#### WHAT TO WORK ON:
Copy every line of the listing that holds the string "inch".

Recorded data
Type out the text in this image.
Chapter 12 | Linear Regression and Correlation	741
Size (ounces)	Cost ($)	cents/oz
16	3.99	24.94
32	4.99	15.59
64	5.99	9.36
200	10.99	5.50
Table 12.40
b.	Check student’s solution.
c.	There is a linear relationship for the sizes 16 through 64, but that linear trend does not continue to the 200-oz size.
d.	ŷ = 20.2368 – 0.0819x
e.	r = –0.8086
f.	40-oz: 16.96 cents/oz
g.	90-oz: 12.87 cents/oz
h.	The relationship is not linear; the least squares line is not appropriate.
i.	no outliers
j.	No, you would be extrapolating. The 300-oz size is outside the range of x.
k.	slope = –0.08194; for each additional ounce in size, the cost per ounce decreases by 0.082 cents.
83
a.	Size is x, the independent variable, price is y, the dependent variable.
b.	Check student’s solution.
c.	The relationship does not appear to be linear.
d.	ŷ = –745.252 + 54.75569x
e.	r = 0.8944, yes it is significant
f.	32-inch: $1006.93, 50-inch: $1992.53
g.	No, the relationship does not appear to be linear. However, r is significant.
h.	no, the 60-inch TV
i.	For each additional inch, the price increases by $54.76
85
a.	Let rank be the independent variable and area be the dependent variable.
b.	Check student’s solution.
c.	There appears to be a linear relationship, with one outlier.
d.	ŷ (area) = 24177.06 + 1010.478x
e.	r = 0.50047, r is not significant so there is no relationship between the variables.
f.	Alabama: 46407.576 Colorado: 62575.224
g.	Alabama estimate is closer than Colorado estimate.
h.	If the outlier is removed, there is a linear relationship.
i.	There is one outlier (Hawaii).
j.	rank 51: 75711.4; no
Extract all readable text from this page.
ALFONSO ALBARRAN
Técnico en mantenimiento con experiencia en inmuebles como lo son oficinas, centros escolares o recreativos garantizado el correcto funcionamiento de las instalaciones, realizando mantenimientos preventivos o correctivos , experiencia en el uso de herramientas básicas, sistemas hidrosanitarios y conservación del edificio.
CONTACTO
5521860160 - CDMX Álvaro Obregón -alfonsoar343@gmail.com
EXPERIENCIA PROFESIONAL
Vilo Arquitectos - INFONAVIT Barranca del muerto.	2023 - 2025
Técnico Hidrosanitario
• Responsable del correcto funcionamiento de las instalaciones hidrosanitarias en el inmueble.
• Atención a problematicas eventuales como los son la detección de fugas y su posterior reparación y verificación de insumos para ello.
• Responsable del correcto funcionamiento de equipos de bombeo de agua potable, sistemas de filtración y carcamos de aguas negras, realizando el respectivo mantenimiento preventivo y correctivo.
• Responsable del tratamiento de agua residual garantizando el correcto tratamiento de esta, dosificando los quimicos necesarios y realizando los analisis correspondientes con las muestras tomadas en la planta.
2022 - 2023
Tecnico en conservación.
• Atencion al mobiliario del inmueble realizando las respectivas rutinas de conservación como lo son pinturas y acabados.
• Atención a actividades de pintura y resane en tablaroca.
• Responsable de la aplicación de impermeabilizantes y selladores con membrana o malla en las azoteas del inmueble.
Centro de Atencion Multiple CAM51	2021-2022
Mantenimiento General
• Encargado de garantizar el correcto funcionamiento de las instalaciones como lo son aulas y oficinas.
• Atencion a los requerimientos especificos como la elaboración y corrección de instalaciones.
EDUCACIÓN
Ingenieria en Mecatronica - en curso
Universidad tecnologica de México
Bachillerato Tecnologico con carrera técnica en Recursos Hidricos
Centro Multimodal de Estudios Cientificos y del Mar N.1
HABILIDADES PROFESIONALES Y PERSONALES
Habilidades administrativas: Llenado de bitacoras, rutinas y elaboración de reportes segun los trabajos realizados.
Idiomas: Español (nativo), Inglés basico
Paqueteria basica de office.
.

#### THE OUTPUT:
f.	32-inch: $1006.93, 50-inch: $1992.53
h.	no, the 60-inch TV
i.	For each additional inch, the price increases by $54.76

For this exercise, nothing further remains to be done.